[begin AVAILABLE DATA]

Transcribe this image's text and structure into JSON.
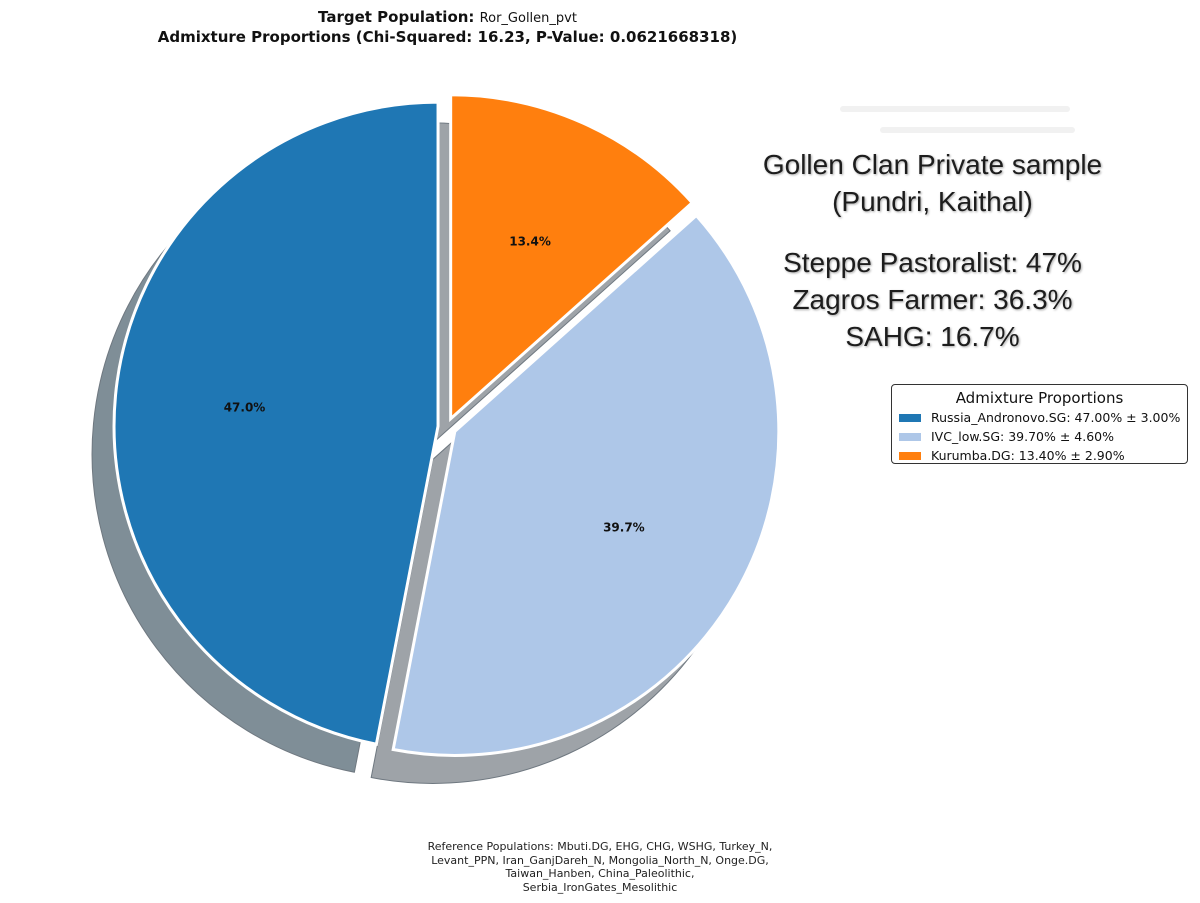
{
  "title": {
    "line1_prefix": "Target Population:",
    "population": "Ror_Gollen_pvt",
    "line2": "Admixture Proportions (Chi-Squared: 16.23, P-Value: 0.0621668318)"
  },
  "overlay": {
    "heading_line1": "Gollen Clan Private sample",
    "heading_line2": "(Pundri, Kaithal)",
    "stats": [
      "Steppe Pastoralist: 47%",
      "Zagros Farmer: 36.3%",
      "SAHG: 16.7%"
    ]
  },
  "legend": {
    "title": "Admixture Proportions",
    "items": [
      "Russia_Andronovo.SG: 47.00% ± 3.00%",
      "IVC_low.SG: 39.70% ± 4.60%",
      "Kurumba.DG: 13.40% ± 2.90%"
    ]
  },
  "reference": {
    "lines": [
      "Reference Populations: Mbuti.DG, EHG, CHG, WSHG, Turkey_N,",
      "Levant_PPN, Iran_GanjDareh_N, Mongolia_North_N, Onge.DG,",
      "Taiwan_Hanben, China_Paleolithic,",
      "Serbia_IronGates_Mesolithic"
    ]
  },
  "chart_data": {
    "type": "pie",
    "title": "Admixture Proportions (Chi-Squared: 16.23, P-Value: 0.0621668318)",
    "categories": [
      "Russia_Andronovo.SG",
      "IVC_low.SG",
      "Kurumba.DG"
    ],
    "values": [
      47.0,
      39.7,
      13.4
    ],
    "errors": [
      3.0,
      4.6,
      2.9
    ],
    "labels": [
      "47.0%",
      "39.7%",
      "13.4%"
    ],
    "colors": [
      "#1f77b4",
      "#aec7e8",
      "#ff7f0e"
    ],
    "shadow": true,
    "exploded": true,
    "start_angle": "90 deg, clockwise",
    "legend_position": "right"
  }
}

[end AVAILABLE DATA]

Repeat verbatim all the material, but not the pictures.

Transcribe this image's text and structure into JSON.
{
  "title": {
    "line1_prefix": "Target Population:",
    "population": "Ror_Gollen_pvt",
    "line2": "Admixture Proportions (Chi-Squared: 16.23, P-Value: 0.0621668318)"
  },
  "overlay": {
    "heading_line1": "Gollen Clan Private sample",
    "heading_line2": "(Pundri, Kaithal)",
    "stats": [
      "Steppe Pastoralist: 47%",
      "Zagros Farmer: 36.3%",
      "SAHG: 16.7%"
    ]
  },
  "legend": {
    "title": "Admixture Proportions",
    "items": [
      "Russia_Andronovo.SG: 47.00% ± 3.00%",
      "IVC_low.SG: 39.70% ± 4.60%",
      "Kurumba.DG: 13.40% ± 2.90%"
    ]
  },
  "reference": {
    "lines": [
      "Reference Populations: Mbuti.DG, EHG, CHG, WSHG, Turkey_N,",
      "Levant_PPN, Iran_GanjDareh_N, Mongolia_North_N, Onge.DG,",
      "Taiwan_Hanben, China_Paleolithic,",
      "Serbia_IronGates_Mesolithic"
    ]
  },
  "chart_data": {
    "type": "pie",
    "title": "Admixture Proportions (Chi-Squared: 16.23, P-Value: 0.0621668318)",
    "categories": [
      "Russia_Andronovo.SG",
      "IVC_low.SG",
      "Kurumba.DG"
    ],
    "values": [
      47.0,
      39.7,
      13.4
    ],
    "errors": [
      3.0,
      4.6,
      2.9
    ],
    "labels": [
      "47.0%",
      "39.7%",
      "13.4%"
    ],
    "colors": [
      "#1f77b4",
      "#aec7e8",
      "#ff7f0e"
    ],
    "shadow": true,
    "exploded": true,
    "start_angle": "90 deg, clockwise",
    "legend_position": "right"
  }
}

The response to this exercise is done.